(Stored items from a collection)
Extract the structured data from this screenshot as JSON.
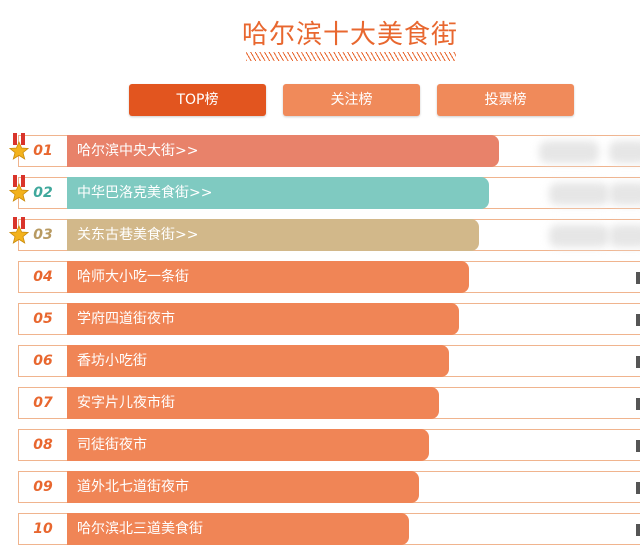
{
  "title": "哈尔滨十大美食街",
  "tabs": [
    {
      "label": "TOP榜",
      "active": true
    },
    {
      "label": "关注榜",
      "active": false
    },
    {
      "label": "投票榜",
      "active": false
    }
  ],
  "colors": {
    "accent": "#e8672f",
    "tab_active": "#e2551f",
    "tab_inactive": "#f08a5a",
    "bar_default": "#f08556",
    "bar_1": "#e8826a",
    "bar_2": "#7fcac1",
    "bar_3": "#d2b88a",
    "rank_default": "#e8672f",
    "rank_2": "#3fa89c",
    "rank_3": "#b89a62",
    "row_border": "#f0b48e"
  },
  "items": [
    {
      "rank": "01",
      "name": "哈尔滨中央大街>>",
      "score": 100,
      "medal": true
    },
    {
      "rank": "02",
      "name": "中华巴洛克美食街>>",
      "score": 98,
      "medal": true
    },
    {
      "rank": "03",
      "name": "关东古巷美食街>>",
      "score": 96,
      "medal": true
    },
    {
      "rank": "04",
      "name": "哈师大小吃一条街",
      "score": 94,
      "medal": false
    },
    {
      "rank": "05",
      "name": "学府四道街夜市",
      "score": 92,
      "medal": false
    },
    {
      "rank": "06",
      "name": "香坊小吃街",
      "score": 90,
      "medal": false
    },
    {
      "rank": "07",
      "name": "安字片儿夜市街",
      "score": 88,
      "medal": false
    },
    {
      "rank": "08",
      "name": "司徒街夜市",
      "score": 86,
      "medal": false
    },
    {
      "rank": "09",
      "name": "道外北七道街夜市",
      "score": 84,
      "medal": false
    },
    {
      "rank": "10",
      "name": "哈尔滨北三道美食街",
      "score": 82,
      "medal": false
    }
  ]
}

• Set task: Report how many lines of the records above contain the word "name", giving only the number.

• Problem solution: 10